#### Aim of the task
Below are records to be output exactly, every one of them.

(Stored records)
[START]

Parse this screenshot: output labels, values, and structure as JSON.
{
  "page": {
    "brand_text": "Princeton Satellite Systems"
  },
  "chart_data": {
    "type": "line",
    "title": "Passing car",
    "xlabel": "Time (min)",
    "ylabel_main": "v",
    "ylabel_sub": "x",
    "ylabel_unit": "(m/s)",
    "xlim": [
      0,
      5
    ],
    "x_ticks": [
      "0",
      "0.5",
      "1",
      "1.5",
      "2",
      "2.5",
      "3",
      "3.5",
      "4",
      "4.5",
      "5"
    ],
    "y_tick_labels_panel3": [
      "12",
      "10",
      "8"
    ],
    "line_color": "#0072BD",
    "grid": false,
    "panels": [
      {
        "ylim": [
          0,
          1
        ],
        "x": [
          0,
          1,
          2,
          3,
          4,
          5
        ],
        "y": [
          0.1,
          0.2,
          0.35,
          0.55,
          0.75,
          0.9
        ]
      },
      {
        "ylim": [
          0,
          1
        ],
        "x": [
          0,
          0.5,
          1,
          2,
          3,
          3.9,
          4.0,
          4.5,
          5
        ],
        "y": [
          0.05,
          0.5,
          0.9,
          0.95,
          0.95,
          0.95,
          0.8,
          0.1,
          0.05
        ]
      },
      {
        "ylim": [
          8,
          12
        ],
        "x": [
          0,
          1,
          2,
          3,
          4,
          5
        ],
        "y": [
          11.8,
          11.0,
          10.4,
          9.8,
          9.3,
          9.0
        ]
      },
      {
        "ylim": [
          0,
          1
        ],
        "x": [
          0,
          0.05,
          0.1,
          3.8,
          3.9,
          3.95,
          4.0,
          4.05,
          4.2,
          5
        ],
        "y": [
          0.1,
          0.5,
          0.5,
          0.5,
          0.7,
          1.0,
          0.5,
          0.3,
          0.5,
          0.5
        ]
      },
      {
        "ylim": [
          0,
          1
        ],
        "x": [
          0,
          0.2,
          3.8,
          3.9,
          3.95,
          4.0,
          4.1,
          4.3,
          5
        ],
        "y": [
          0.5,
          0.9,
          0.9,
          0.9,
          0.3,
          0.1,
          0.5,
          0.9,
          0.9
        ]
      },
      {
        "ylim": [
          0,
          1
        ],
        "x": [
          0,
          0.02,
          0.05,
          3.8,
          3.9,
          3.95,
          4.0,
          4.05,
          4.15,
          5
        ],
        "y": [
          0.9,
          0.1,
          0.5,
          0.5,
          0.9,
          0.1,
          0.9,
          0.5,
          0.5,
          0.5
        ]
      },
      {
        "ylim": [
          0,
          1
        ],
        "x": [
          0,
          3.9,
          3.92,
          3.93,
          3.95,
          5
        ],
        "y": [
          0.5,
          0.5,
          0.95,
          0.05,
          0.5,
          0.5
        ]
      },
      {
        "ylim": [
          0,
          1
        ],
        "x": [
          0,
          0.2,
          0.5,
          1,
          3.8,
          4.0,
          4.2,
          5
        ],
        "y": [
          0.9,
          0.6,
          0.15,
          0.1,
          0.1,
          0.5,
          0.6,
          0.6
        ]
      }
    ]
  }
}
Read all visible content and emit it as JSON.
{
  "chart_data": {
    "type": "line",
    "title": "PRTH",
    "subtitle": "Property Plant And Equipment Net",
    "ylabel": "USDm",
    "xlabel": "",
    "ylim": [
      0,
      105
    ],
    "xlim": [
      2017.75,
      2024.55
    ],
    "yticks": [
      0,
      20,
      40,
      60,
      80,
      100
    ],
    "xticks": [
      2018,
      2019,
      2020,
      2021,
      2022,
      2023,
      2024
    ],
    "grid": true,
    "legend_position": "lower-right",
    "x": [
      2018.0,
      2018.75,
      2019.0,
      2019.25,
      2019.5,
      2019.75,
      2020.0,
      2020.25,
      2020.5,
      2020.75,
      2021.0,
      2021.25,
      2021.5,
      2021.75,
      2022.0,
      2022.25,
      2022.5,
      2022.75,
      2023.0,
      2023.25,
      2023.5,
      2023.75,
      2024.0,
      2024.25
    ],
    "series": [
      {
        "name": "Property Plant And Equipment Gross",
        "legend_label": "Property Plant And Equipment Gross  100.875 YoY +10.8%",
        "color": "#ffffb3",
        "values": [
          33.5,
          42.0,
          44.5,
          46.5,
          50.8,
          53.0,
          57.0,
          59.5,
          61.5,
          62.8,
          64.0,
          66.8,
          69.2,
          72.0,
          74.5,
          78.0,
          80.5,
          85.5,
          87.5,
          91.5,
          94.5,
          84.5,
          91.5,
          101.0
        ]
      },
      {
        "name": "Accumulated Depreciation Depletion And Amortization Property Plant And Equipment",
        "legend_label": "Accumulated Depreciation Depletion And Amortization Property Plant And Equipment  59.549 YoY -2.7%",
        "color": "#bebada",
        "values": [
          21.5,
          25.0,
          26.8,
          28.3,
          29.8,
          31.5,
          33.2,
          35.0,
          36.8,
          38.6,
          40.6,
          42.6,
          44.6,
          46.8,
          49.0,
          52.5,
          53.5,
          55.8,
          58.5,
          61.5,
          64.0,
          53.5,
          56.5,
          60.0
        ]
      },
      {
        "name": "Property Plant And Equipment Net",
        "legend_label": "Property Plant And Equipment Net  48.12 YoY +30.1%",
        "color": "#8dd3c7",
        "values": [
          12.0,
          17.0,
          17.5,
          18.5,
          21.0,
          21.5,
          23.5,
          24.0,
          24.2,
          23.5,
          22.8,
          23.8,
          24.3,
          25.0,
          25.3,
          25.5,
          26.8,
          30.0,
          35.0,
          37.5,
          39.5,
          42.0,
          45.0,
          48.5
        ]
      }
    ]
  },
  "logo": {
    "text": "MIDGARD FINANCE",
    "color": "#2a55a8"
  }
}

[END]

#### Expected answer
Parse this screenshot: output labels, values, and structure as JSON.
{
  "page": {
    "brand_text": "Princeton Satellite Systems"
  },
  "chart_data": {
    "type": "line",
    "title": "Passing car",
    "xlabel": "Time (min)",
    "ylabel_main": "v",
    "ylabel_sub": "x",
    "ylabel_unit": "(m/s)",
    "xlim": [
      0,
      5
    ],
    "x_ticks": [
      "0",
      "0.5",
      "1",
      "1.5",
      "2",
      "2.5",
      "3",
      "3.5",
      "4",
      "4.5",
      "5"
    ],
    "y_tick_labels_panel3": [
      "12",
      "10",
      "8"
    ],
    "line_color": "#0072BD",
    "grid": false,
    "panels": [
      {
        "ylim": [
          0,
          1
        ],
        "x": [
          0,
          1,
          2,
          3,
          4,
          5
        ],
        "y": [
          0.1,
          0.2,
          0.35,
          0.55,
          0.75,
          0.9
        ]
      },
      {
        "ylim": [
          0,
          1
        ],
        "x": [
          0,
          0.5,
          1,
          2,
          3,
          3.9,
          4.0,
          4.5,
          5
        ],
        "y": [
          0.05,
          0.5,
          0.9,
          0.95,
          0.95,
          0.95,
          0.8,
          0.1,
          0.05
        ]
      },
      {
        "ylim": [
          8,
          12
        ],
        "x": [
          0,
          1,
          2,
          3,
          4,
          5
        ],
        "y": [
          11.8,
          11.0,
          10.4,
          9.8,
          9.3,
          9.0
        ]
      },
      {
        "ylim": [
          0,
          1
        ],
        "x": [
          0,
          0.05,
          0.1,
          3.8,
          3.9,
          3.95,
          4.0,
          4.05,
          4.2,
          5
        ],
        "y": [
          0.1,
          0.5,
          0.5,
          0.5,
          0.7,
          1.0,
          0.5,
          0.3,
          0.5,
          0.5
        ]
      },
      {
        "ylim": [
          0,
          1
        ],
        "x": [
          0,
          0.2,
          3.8,
          3.9,
          3.95,
          4.0,
          4.1,
          4.3,
          5
        ],
        "y": [
          0.5,
          0.9,
          0.9,
          0.9,
          0.3,
          0.1,
          0.5,
          0.9,
          0.9
        ]
      },
      {
        "ylim": [
          0,
          1
        ],
        "x": [
          0,
          0.02,
          0.05,
          3.8,
          3.9,
          3.95,
          4.0,
          4.05,
          4.15,
          5
        ],
        "y": [
          0.9,
          0.1,
          0.5,
          0.5,
          0.9,
          0.1,
          0.9,
          0.5,
          0.5,
          0.5
        ]
      },
      {
        "ylim": [
          0,
          1
        ],
        "x": [
          0,
          3.9,
          3.92,
          3.93,
          3.95,
          5
        ],
        "y": [
          0.5,
          0.5,
          0.95,
          0.05,
          0.5,
          0.5
        ]
      },
      {
        "ylim": [
          0,
          1
        ],
        "x": [
          0,
          0.2,
          0.5,
          1,
          3.8,
          4.0,
          4.2,
          5
        ],
        "y": [
          0.9,
          0.6,
          0.15,
          0.1,
          0.1,
          0.5,
          0.6,
          0.6
        ]
      }
    ]
  }
}
Read all visible content and emit it as JSON.
{
  "chart_data": {
    "type": "line",
    "title": "PRTH",
    "subtitle": "Property Plant And Equipment Net",
    "ylabel": "USDm",
    "xlabel": "",
    "ylim": [
      0,
      105
    ],
    "xlim": [
      2017.75,
      2024.55
    ],
    "yticks": [
      0,
      20,
      40,
      60,
      80,
      100
    ],
    "xticks": [
      2018,
      2019,
      2020,
      2021,
      2022,
      2023,
      2024
    ],
    "grid": true,
    "legend_position": "lower-right",
    "x": [
      2018.0,
      2018.75,
      2019.0,
      2019.25,
      2019.5,
      2019.75,
      2020.0,
      2020.25,
      2020.5,
      2020.75,
      2021.0,
      2021.25,
      2021.5,
      2021.75,
      2022.0,
      2022.25,
      2022.5,
      2022.75,
      2023.0,
      2023.25,
      2023.5,
      2023.75,
      2024.0,
      2024.25
    ],
    "series": [
      {
        "name": "Property Plant And Equipment Gross",
        "legend_label": "Property Plant And Equipment Gross  100.875 YoY +10.8%",
        "color": "#ffffb3",
        "values": [
          33.5,
          42.0,
          44.5,
          46.5,
          50.8,
          53.0,
          57.0,
          59.5,
          61.5,
          62.8,
          64.0,
          66.8,
          69.2,
          72.0,
          74.5,
          78.0,
          80.5,
          85.5,
          87.5,
          91.5,
          94.5,
          84.5,
          91.5,
          101.0
        ]
      },
      {
        "name": "Accumulated Depreciation Depletion And Amortization Property Plant And Equipment",
        "legend_label": "Accumulated Depreciation Depletion And Amortization Property Plant And Equipment  59.549 YoY -2.7%",
        "color": "#bebada",
        "values": [
          21.5,
          25.0,
          26.8,
          28.3,
          29.8,
          31.5,
          33.2,
          35.0,
          36.8,
          38.6,
          40.6,
          42.6,
          44.6,
          46.8,
          49.0,
          52.5,
          53.5,
          55.8,
          58.5,
          61.5,
          64.0,
          53.5,
          56.5,
          60.0
        ]
      },
      {
        "name": "Property Plant And Equipment Net",
        "legend_label": "Property Plant And Equipment Net  48.12 YoY +30.1%",
        "color": "#8dd3c7",
        "values": [
          12.0,
          17.0,
          17.5,
          18.5,
          21.0,
          21.5,
          23.5,
          24.0,
          24.2,
          23.5,
          22.8,
          23.8,
          24.3,
          25.0,
          25.3,
          25.5,
          26.8,
          30.0,
          35.0,
          37.5,
          39.5,
          42.0,
          45.0,
          48.5
        ]
      }
    ]
  },
  "logo": {
    "text": "MIDGARD FINANCE",
    "color": "#2a55a8"
  }
}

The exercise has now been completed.